Extracted entries:
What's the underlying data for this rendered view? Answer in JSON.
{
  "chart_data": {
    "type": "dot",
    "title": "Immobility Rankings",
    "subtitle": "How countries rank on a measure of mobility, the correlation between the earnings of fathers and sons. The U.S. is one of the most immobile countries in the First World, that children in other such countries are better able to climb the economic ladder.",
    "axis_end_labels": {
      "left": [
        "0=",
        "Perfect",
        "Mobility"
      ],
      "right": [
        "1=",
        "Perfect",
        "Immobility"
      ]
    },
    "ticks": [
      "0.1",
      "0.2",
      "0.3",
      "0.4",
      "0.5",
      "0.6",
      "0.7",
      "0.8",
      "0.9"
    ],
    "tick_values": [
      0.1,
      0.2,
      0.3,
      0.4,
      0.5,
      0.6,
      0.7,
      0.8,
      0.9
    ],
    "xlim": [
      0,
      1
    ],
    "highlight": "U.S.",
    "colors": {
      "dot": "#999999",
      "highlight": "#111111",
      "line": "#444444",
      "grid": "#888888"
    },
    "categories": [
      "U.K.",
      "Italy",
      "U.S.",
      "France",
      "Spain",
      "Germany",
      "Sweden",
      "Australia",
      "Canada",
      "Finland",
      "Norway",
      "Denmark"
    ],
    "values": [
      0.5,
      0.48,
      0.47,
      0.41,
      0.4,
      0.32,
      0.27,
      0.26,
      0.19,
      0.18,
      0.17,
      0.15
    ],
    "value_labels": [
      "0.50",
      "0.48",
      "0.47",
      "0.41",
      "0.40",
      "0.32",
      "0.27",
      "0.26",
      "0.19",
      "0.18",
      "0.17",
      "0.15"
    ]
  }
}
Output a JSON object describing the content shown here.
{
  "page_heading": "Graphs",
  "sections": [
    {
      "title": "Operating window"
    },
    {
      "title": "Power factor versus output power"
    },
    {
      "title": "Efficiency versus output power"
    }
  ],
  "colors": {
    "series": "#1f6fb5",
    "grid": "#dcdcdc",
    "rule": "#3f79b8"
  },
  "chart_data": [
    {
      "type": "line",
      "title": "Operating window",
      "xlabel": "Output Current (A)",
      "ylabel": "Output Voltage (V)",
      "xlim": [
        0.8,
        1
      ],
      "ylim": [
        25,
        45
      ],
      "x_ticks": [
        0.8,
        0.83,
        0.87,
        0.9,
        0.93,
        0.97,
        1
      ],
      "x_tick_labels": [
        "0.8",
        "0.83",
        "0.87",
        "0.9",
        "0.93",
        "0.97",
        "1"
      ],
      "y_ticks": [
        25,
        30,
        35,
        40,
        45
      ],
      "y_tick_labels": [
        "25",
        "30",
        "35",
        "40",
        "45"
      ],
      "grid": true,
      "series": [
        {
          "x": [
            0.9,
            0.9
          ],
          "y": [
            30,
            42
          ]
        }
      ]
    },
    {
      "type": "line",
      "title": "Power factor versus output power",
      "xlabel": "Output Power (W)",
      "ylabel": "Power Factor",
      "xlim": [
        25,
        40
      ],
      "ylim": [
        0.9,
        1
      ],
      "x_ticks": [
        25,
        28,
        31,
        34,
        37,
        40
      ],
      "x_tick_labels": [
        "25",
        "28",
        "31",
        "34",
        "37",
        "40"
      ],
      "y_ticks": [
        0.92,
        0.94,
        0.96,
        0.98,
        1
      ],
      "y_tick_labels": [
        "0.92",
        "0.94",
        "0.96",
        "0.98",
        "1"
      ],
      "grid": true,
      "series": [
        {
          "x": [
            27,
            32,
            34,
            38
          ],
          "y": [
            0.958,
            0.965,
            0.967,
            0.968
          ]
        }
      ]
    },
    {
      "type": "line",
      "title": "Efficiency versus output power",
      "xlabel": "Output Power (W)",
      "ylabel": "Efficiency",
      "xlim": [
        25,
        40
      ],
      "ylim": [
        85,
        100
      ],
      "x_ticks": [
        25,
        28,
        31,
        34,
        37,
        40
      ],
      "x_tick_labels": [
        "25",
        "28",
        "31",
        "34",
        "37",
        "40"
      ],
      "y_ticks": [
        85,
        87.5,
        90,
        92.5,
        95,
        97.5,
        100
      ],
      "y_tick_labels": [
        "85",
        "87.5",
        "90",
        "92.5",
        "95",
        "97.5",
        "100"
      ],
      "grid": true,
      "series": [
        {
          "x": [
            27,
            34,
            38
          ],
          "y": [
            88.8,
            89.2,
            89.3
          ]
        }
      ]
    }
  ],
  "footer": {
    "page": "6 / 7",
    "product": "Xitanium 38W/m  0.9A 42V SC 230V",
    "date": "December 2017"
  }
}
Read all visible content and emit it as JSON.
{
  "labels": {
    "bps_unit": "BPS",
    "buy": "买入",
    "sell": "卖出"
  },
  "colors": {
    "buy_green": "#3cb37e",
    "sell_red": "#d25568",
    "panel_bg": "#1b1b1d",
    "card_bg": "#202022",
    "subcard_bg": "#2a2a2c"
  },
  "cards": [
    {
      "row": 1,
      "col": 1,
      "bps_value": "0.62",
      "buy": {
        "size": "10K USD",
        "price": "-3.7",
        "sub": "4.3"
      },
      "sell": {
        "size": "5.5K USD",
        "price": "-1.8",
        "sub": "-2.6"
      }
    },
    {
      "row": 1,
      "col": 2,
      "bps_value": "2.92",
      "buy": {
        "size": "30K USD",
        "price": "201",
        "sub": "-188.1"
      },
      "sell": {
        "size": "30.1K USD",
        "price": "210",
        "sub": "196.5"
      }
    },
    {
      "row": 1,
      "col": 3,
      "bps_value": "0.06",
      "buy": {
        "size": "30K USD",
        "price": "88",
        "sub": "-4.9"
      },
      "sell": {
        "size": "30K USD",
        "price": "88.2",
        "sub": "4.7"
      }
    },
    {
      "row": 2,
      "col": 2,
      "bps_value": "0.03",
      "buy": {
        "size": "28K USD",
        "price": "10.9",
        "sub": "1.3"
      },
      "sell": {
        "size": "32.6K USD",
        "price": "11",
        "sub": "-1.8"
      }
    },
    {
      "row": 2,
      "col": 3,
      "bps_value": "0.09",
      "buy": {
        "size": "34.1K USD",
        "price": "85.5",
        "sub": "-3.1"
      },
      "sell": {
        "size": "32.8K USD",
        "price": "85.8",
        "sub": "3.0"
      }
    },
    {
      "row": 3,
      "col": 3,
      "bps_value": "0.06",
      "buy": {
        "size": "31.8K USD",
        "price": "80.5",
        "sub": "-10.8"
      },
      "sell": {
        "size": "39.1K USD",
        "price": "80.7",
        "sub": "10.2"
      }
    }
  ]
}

What this task involves:
Search the entries for the string "content" and collect each line that has it.

Output for this task:
Output a JSON object describing the content shown here.
Read all visible content and emit it as JSON.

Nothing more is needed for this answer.